**Direction:**
Repeat the listing in full, exactly as it stands.

**Stored items:**
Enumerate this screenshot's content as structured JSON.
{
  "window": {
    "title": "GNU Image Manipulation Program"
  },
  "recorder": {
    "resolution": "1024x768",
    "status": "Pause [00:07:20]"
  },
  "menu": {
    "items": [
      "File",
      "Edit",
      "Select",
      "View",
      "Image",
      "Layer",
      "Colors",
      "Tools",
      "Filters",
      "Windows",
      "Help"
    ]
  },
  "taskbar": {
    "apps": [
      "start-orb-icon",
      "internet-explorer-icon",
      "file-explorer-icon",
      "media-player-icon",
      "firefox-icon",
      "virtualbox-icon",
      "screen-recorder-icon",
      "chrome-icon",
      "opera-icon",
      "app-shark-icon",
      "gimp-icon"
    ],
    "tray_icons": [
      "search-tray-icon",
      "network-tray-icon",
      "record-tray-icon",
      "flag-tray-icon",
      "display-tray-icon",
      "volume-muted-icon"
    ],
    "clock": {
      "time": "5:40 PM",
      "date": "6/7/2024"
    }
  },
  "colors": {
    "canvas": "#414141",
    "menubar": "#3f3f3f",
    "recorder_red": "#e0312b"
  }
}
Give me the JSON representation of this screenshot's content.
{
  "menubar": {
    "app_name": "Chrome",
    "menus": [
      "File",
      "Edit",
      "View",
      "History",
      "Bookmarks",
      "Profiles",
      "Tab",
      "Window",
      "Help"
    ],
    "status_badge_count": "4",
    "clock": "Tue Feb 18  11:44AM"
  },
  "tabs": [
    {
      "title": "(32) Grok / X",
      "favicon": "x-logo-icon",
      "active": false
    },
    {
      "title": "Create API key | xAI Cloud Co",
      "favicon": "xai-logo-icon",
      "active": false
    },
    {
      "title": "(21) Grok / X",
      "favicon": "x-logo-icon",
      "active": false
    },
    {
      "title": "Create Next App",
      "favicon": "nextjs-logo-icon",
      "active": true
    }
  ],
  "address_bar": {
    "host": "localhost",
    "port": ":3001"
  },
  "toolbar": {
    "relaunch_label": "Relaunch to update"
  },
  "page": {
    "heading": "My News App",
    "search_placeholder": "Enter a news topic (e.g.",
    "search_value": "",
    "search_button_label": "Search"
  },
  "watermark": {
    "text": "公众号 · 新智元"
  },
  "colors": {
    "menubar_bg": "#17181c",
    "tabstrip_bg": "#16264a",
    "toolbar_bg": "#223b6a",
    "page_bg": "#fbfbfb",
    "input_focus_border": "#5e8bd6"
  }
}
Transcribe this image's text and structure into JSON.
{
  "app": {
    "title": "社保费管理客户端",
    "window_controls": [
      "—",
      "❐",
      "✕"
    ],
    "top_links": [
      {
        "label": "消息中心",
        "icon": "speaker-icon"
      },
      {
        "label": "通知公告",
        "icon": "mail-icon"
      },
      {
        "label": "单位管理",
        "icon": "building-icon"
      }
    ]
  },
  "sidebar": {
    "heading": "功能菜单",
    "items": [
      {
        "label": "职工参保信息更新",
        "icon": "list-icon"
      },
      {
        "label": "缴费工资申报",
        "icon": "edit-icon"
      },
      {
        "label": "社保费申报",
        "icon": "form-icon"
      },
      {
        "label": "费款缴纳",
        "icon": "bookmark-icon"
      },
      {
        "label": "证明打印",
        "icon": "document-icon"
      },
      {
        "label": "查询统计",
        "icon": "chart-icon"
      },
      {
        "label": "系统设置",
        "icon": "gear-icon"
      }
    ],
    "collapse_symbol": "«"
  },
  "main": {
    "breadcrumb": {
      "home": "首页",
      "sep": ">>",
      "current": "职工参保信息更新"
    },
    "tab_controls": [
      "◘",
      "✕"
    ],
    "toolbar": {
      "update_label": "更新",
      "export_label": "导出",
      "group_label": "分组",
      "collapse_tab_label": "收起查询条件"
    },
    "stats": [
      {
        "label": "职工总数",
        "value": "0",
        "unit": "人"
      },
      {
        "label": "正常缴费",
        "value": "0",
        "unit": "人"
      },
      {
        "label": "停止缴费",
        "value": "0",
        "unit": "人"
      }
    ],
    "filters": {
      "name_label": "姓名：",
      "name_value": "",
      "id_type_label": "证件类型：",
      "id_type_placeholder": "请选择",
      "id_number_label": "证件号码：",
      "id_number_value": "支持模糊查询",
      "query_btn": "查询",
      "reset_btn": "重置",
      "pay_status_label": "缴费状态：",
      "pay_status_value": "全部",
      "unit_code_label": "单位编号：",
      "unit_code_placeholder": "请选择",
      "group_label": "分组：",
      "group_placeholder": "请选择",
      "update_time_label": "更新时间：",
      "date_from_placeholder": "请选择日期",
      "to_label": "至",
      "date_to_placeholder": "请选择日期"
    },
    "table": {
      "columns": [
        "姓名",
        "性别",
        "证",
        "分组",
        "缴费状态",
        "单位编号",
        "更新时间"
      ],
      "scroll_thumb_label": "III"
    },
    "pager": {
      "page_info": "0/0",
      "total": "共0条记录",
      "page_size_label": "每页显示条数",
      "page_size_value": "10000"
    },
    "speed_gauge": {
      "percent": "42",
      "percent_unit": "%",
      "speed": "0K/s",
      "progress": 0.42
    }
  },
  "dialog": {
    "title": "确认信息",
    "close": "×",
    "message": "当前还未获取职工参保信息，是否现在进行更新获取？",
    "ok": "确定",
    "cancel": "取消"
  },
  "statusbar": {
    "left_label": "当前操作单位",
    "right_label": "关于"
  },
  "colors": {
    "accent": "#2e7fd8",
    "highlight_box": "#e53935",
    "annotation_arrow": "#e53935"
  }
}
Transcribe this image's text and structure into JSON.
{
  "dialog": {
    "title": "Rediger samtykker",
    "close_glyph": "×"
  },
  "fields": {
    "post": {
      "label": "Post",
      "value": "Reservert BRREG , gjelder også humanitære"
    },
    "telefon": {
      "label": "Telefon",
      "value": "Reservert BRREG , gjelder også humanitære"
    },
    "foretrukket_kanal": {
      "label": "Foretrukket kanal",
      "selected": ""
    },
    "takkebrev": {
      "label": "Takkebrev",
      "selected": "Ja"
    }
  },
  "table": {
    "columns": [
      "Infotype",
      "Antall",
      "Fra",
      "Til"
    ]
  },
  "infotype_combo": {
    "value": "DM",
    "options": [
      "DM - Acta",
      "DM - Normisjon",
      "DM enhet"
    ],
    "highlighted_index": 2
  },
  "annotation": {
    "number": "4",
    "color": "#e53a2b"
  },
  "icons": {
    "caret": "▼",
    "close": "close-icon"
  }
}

**Output for this task:**
Enumerate this screenshot's content as structured JSON.
{
  "window": {
    "title": "GNU Image Manipulation Program"
  },
  "recorder": {
    "resolution": "1024x768",
    "status": "Pause [00:07:20]"
  },
  "menu": {
    "items": [
      "File",
      "Edit",
      "Select",
      "View",
      "Image",
      "Layer",
      "Colors",
      "Tools",
      "Filters",
      "Windows",
      "Help"
    ]
  },
  "taskbar": {
    "apps": [
      "start-orb-icon",
      "internet-explorer-icon",
      "file-explorer-icon",
      "media-player-icon",
      "firefox-icon",
      "virtualbox-icon",
      "screen-recorder-icon",
      "chrome-icon",
      "opera-icon",
      "app-shark-icon",
      "gimp-icon"
    ],
    "tray_icons": [
      "search-tray-icon",
      "network-tray-icon",
      "record-tray-icon",
      "flag-tray-icon",
      "display-tray-icon",
      "volume-muted-icon"
    ],
    "clock": {
      "time": "5:40 PM",
      "date": "6/7/2024"
    }
  },
  "colors": {
    "canvas": "#414141",
    "menubar": "#3f3f3f",
    "recorder_red": "#e0312b"
  }
}
Give me the JSON representation of this screenshot's content.
{
  "menubar": {
    "app_name": "Chrome",
    "menus": [
      "File",
      "Edit",
      "View",
      "History",
      "Bookmarks",
      "Profiles",
      "Tab",
      "Window",
      "Help"
    ],
    "status_badge_count": "4",
    "clock": "Tue Feb 18  11:44AM"
  },
  "tabs": [
    {
      "title": "(32) Grok / X",
      "favicon": "x-logo-icon",
      "active": false
    },
    {
      "title": "Create API key | xAI Cloud Co",
      "favicon": "xai-logo-icon",
      "active": false
    },
    {
      "title": "(21) Grok / X",
      "favicon": "x-logo-icon",
      "active": false
    },
    {
      "title": "Create Next App",
      "favicon": "nextjs-logo-icon",
      "active": true
    }
  ],
  "address_bar": {
    "host": "localhost",
    "port": ":3001"
  },
  "toolbar": {
    "relaunch_label": "Relaunch to update"
  },
  "page": {
    "heading": "My News App",
    "search_placeholder": "Enter a news topic (e.g.",
    "search_value": "",
    "search_button_label": "Search"
  },
  "watermark": {
    "text": "公众号 · 新智元"
  },
  "colors": {
    "menubar_bg": "#17181c",
    "tabstrip_bg": "#16264a",
    "toolbar_bg": "#223b6a",
    "page_bg": "#fbfbfb",
    "input_focus_border": "#5e8bd6"
  }
}
Transcribe this image's text and structure into JSON.
{
  "app": {
    "title": "社保费管理客户端",
    "window_controls": [
      "—",
      "❐",
      "✕"
    ],
    "top_links": [
      {
        "label": "消息中心",
        "icon": "speaker-icon"
      },
      {
        "label": "通知公告",
        "icon": "mail-icon"
      },
      {
        "label": "单位管理",
        "icon": "building-icon"
      }
    ]
  },
  "sidebar": {
    "heading": "功能菜单",
    "items": [
      {
        "label": "职工参保信息更新",
        "icon": "list-icon"
      },
      {
        "label": "缴费工资申报",
        "icon": "edit-icon"
      },
      {
        "label": "社保费申报",
        "icon": "form-icon"
      },
      {
        "label": "费款缴纳",
        "icon": "bookmark-icon"
      },
      {
        "label": "证明打印",
        "icon": "document-icon"
      },
      {
        "label": "查询统计",
        "icon": "chart-icon"
      },
      {
        "label": "系统设置",
        "icon": "gear-icon"
      }
    ],
    "collapse_symbol": "«"
  },
  "main": {
    "breadcrumb": {
      "home": "首页",
      "sep": ">>",
      "current": "职工参保信息更新"
    },
    "tab_controls": [
      "◘",
      "✕"
    ],
    "toolbar": {
      "update_label": "更新",
      "export_label": "导出",
      "group_label": "分组",
      "collapse_tab_label": "收起查询条件"
    },
    "stats": [
      {
        "label": "职工总数",
        "value": "0",
        "unit": "人"
      },
      {
        "label": "正常缴费",
        "value": "0",
        "unit": "人"
      },
      {
        "label": "停止缴费",
        "value": "0",
        "unit": "人"
      }
    ],
    "filters": {
      "name_label": "姓名：",
      "name_value": "",
      "id_type_label": "证件类型：",
      "id_type_placeholder": "请选择",
      "id_number_label": "证件号码：",
      "id_number_value": "支持模糊查询",
      "query_btn": "查询",
      "reset_btn": "重置",
      "pay_status_label": "缴费状态：",
      "pay_status_value": "全部",
      "unit_code_label": "单位编号：",
      "unit_code_placeholder": "请选择",
      "group_label": "分组：",
      "group_placeholder": "请选择",
      "update_time_label": "更新时间：",
      "date_from_placeholder": "请选择日期",
      "to_label": "至",
      "date_to_placeholder": "请选择日期"
    },
    "table": {
      "columns": [
        "姓名",
        "性别",
        "证",
        "分组",
        "缴费状态",
        "单位编号",
        "更新时间"
      ],
      "scroll_thumb_label": "III"
    },
    "pager": {
      "page_info": "0/0",
      "total": "共0条记录",
      "page_size_label": "每页显示条数",
      "page_size_value": "10000"
    },
    "speed_gauge": {
      "percent": "42",
      "percent_unit": "%",
      "speed": "0K/s",
      "progress": 0.42
    }
  },
  "dialog": {
    "title": "确认信息",
    "close": "×",
    "message": "当前还未获取职工参保信息，是否现在进行更新获取？",
    "ok": "确定",
    "cancel": "取消"
  },
  "statusbar": {
    "left_label": "当前操作单位",
    "right_label": "关于"
  },
  "colors": {
    "accent": "#2e7fd8",
    "highlight_box": "#e53935",
    "annotation_arrow": "#e53935"
  }
}
Transcribe this image's text and structure into JSON.
{
  "dialog": {
    "title": "Rediger samtykker",
    "close_glyph": "×"
  },
  "fields": {
    "post": {
      "label": "Post",
      "value": "Reservert BRREG , gjelder også humanitære"
    },
    "telefon": {
      "label": "Telefon",
      "value": "Reservert BRREG , gjelder også humanitære"
    },
    "foretrukket_kanal": {
      "label": "Foretrukket kanal",
      "selected": ""
    },
    "takkebrev": {
      "label": "Takkebrev",
      "selected": "Ja"
    }
  },
  "table": {
    "columns": [
      "Infotype",
      "Antall",
      "Fra",
      "Til"
    ]
  },
  "infotype_combo": {
    "value": "DM",
    "options": [
      "DM - Acta",
      "DM - Normisjon",
      "DM enhet"
    ],
    "highlighted_index": 2
  },
  "annotation": {
    "number": "4",
    "color": "#e53a2b"
  },
  "icons": {
    "caret": "▼",
    "close": "close-icon"
  }
}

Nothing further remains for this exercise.